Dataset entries
=====

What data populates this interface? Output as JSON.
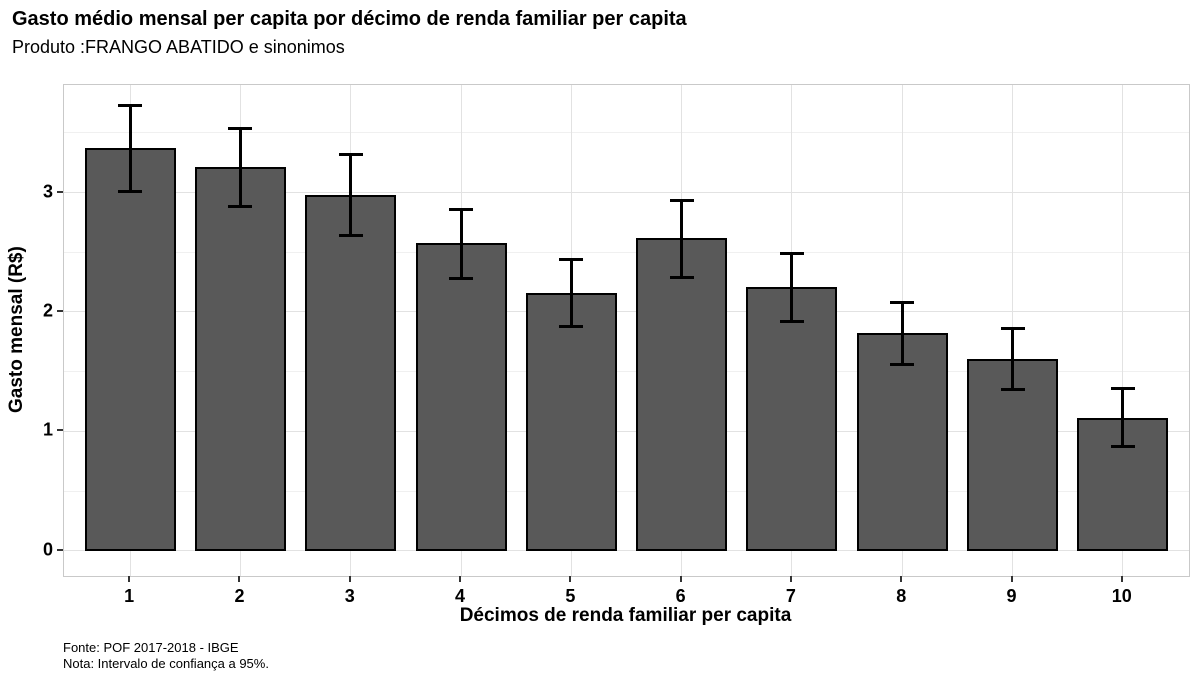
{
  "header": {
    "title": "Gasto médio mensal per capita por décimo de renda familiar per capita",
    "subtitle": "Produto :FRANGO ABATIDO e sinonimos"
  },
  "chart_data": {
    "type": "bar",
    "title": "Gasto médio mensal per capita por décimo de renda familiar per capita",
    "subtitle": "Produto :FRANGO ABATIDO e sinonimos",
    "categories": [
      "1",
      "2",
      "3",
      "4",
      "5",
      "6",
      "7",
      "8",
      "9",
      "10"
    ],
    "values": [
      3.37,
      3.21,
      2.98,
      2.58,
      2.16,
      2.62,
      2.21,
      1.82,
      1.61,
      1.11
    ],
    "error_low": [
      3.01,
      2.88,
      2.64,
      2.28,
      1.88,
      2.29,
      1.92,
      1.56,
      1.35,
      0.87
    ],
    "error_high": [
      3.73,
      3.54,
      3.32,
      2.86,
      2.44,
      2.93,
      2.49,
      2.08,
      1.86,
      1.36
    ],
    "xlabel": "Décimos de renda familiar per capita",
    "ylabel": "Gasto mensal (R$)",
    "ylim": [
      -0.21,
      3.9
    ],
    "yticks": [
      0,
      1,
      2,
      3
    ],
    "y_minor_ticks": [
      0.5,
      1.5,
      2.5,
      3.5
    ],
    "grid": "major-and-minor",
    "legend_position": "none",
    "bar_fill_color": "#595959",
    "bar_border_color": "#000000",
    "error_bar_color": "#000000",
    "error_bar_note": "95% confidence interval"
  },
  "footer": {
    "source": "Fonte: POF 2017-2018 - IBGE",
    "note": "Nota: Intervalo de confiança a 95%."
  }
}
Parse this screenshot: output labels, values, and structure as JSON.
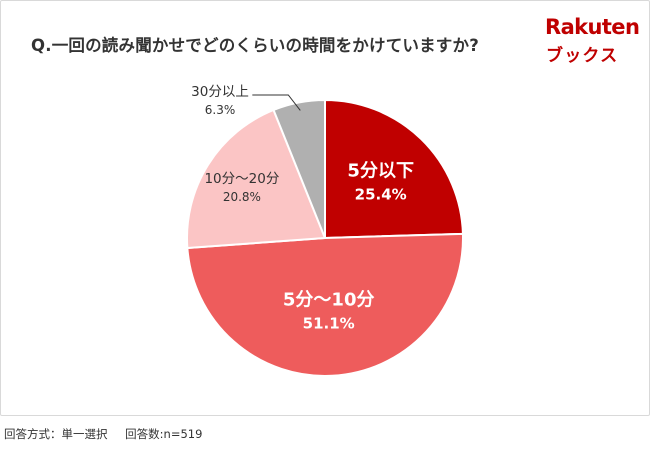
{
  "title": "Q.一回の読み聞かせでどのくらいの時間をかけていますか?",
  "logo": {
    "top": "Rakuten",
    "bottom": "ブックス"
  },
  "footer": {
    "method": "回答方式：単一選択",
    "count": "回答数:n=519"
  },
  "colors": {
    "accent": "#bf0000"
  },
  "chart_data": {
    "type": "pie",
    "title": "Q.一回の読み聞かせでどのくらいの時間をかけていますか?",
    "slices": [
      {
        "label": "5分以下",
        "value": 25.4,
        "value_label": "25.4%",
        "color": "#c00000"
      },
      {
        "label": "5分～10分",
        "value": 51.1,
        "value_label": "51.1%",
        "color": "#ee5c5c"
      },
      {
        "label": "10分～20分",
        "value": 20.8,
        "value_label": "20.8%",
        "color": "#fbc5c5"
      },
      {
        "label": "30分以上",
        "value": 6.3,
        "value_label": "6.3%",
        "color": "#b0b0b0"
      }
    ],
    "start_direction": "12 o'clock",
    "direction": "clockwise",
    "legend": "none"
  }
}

=====

Review the material and copy each line in which the word "ABATIDO" appears.

    "subtitle": "Produto :FRANGO ABATIDO e sinonimos"
    "subtitle": "Produto :FRANGO ABATIDO e sinonimos",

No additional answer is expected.